[Start Dataset extract]
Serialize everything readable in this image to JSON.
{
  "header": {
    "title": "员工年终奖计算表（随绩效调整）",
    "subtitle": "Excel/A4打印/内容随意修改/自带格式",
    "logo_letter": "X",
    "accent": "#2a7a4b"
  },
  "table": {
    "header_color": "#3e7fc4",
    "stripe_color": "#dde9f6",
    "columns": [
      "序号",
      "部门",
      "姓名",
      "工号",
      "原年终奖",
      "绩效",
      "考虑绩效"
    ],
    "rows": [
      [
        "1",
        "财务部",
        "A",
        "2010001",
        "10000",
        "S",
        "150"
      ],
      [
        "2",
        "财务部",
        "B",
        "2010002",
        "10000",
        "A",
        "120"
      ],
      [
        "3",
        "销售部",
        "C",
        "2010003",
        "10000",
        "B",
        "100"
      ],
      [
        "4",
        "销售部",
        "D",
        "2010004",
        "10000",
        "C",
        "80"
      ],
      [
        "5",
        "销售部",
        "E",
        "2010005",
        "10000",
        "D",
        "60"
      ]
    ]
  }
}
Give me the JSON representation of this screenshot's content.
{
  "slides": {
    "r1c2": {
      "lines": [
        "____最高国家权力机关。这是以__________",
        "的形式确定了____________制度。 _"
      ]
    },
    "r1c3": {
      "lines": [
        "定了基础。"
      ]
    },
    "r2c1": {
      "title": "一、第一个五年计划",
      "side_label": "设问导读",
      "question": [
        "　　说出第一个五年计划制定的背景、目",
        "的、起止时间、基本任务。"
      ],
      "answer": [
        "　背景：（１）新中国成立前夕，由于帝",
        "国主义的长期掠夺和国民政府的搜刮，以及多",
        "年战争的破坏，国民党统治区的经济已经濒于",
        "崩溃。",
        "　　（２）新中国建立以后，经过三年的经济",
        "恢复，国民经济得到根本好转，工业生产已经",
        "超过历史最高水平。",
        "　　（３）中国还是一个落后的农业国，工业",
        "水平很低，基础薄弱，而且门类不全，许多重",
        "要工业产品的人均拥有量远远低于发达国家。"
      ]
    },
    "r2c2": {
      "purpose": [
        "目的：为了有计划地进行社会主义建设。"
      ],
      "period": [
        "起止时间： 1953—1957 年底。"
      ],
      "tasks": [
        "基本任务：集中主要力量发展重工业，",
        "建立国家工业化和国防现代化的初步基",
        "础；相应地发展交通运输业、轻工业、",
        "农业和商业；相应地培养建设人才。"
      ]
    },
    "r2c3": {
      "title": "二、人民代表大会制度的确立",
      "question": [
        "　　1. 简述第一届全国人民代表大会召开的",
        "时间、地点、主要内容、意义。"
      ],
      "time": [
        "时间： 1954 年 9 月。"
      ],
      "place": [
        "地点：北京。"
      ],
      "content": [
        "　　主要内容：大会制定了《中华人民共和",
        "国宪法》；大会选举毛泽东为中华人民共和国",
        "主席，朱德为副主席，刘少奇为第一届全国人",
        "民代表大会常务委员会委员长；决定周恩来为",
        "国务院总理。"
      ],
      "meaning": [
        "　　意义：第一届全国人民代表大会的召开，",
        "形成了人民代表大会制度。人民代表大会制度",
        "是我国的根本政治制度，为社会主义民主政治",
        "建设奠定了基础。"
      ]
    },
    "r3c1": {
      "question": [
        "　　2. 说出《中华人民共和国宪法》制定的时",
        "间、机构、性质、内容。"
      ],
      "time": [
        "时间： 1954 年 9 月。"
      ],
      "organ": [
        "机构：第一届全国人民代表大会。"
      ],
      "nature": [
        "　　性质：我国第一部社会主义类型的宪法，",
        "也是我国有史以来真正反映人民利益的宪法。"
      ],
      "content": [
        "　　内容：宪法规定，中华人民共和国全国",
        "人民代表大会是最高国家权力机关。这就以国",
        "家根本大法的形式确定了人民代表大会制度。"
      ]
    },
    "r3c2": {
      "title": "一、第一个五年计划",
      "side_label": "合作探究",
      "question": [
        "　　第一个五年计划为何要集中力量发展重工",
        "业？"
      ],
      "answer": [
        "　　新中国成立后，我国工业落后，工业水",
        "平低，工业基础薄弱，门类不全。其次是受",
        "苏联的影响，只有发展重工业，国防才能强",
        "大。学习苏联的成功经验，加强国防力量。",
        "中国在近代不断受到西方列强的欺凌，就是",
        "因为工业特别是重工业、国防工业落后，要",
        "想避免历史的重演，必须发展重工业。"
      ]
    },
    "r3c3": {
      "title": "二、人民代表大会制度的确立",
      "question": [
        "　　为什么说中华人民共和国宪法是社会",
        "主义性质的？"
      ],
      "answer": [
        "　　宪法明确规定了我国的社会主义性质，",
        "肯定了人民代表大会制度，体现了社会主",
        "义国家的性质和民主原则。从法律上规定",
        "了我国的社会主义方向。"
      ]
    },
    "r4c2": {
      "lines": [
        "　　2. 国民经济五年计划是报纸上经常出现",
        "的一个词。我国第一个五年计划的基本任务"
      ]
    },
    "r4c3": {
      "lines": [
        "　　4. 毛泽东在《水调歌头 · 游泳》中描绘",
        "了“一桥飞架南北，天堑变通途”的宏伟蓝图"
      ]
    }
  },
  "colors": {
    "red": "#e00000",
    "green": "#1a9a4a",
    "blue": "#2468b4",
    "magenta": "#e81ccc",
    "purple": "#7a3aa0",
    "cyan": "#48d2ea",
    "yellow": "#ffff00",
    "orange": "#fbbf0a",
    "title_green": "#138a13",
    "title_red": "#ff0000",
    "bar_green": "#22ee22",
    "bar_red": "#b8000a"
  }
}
[End Dataset extract]
▶ _Your goal_
Word for word, write out all of the data above.

▶ _The completed task_
Serialize everything readable in this image to JSON.
{
  "header": {
    "title": "员工年终奖计算表（随绩效调整）",
    "subtitle": "Excel/A4打印/内容随意修改/自带格式",
    "logo_letter": "X",
    "accent": "#2a7a4b"
  },
  "table": {
    "header_color": "#3e7fc4",
    "stripe_color": "#dde9f6",
    "columns": [
      "序号",
      "部门",
      "姓名",
      "工号",
      "原年终奖",
      "绩效",
      "考虑绩效"
    ],
    "rows": [
      [
        "1",
        "财务部",
        "A",
        "2010001",
        "10000",
        "S",
        "150"
      ],
      [
        "2",
        "财务部",
        "B",
        "2010002",
        "10000",
        "A",
        "120"
      ],
      [
        "3",
        "销售部",
        "C",
        "2010003",
        "10000",
        "B",
        "100"
      ],
      [
        "4",
        "销售部",
        "D",
        "2010004",
        "10000",
        "C",
        "80"
      ],
      [
        "5",
        "销售部",
        "E",
        "2010005",
        "10000",
        "D",
        "60"
      ]
    ]
  }
}
Give me the JSON representation of this screenshot's content.
{
  "slides": {
    "r1c2": {
      "lines": [
        "____最高国家权力机关。这是以__________",
        "的形式确定了____________制度。 _"
      ]
    },
    "r1c3": {
      "lines": [
        "定了基础。"
      ]
    },
    "r2c1": {
      "title": "一、第一个五年计划",
      "side_label": "设问导读",
      "question": [
        "　　说出第一个五年计划制定的背景、目",
        "的、起止时间、基本任务。"
      ],
      "answer": [
        "　背景：（１）新中国成立前夕，由于帝",
        "国主义的长期掠夺和国民政府的搜刮，以及多",
        "年战争的破坏，国民党统治区的经济已经濒于",
        "崩溃。",
        "　　（２）新中国建立以后，经过三年的经济",
        "恢复，国民经济得到根本好转，工业生产已经",
        "超过历史最高水平。",
        "　　（３）中国还是一个落后的农业国，工业",
        "水平很低，基础薄弱，而且门类不全，许多重",
        "要工业产品的人均拥有量远远低于发达国家。"
      ]
    },
    "r2c2": {
      "purpose": [
        "目的：为了有计划地进行社会主义建设。"
      ],
      "period": [
        "起止时间： 1953—1957 年底。"
      ],
      "tasks": [
        "基本任务：集中主要力量发展重工业，",
        "建立国家工业化和国防现代化的初步基",
        "础；相应地发展交通运输业、轻工业、",
        "农业和商业；相应地培养建设人才。"
      ]
    },
    "r2c3": {
      "title": "二、人民代表大会制度的确立",
      "question": [
        "　　1. 简述第一届全国人民代表大会召开的",
        "时间、地点、主要内容、意义。"
      ],
      "time": [
        "时间： 1954 年 9 月。"
      ],
      "place": [
        "地点：北京。"
      ],
      "content": [
        "　　主要内容：大会制定了《中华人民共和",
        "国宪法》；大会选举毛泽东为中华人民共和国",
        "主席，朱德为副主席，刘少奇为第一届全国人",
        "民代表大会常务委员会委员长；决定周恩来为",
        "国务院总理。"
      ],
      "meaning": [
        "　　意义：第一届全国人民代表大会的召开，",
        "形成了人民代表大会制度。人民代表大会制度",
        "是我国的根本政治制度，为社会主义民主政治",
        "建设奠定了基础。"
      ]
    },
    "r3c1": {
      "question": [
        "　　2. 说出《中华人民共和国宪法》制定的时",
        "间、机构、性质、内容。"
      ],
      "time": [
        "时间： 1954 年 9 月。"
      ],
      "organ": [
        "机构：第一届全国人民代表大会。"
      ],
      "nature": [
        "　　性质：我国第一部社会主义类型的宪法，",
        "也是我国有史以来真正反映人民利益的宪法。"
      ],
      "content": [
        "　　内容：宪法规定，中华人民共和国全国",
        "人民代表大会是最高国家权力机关。这就以国",
        "家根本大法的形式确定了人民代表大会制度。"
      ]
    },
    "r3c2": {
      "title": "一、第一个五年计划",
      "side_label": "合作探究",
      "question": [
        "　　第一个五年计划为何要集中力量发展重工",
        "业？"
      ],
      "answer": [
        "　　新中国成立后，我国工业落后，工业水",
        "平低，工业基础薄弱，门类不全。其次是受",
        "苏联的影响，只有发展重工业，国防才能强",
        "大。学习苏联的成功经验，加强国防力量。",
        "中国在近代不断受到西方列强的欺凌，就是",
        "因为工业特别是重工业、国防工业落后，要",
        "想避免历史的重演，必须发展重工业。"
      ]
    },
    "r3c3": {
      "title": "二、人民代表大会制度的确立",
      "question": [
        "　　为什么说中华人民共和国宪法是社会",
        "主义性质的？"
      ],
      "answer": [
        "　　宪法明确规定了我国的社会主义性质，",
        "肯定了人民代表大会制度，体现了社会主",
        "义国家的性质和民主原则。从法律上规定",
        "了我国的社会主义方向。"
      ]
    },
    "r4c2": {
      "lines": [
        "　　2. 国民经济五年计划是报纸上经常出现",
        "的一个词。我国第一个五年计划的基本任务"
      ]
    },
    "r4c3": {
      "lines": [
        "　　4. 毛泽东在《水调歌头 · 游泳》中描绘",
        "了“一桥飞架南北，天堑变通途”的宏伟蓝图"
      ]
    }
  },
  "colors": {
    "red": "#e00000",
    "green": "#1a9a4a",
    "blue": "#2468b4",
    "magenta": "#e81ccc",
    "purple": "#7a3aa0",
    "cyan": "#48d2ea",
    "yellow": "#ffff00",
    "orange": "#fbbf0a",
    "title_green": "#138a13",
    "title_red": "#ff0000",
    "bar_green": "#22ee22",
    "bar_red": "#b8000a"
  }
}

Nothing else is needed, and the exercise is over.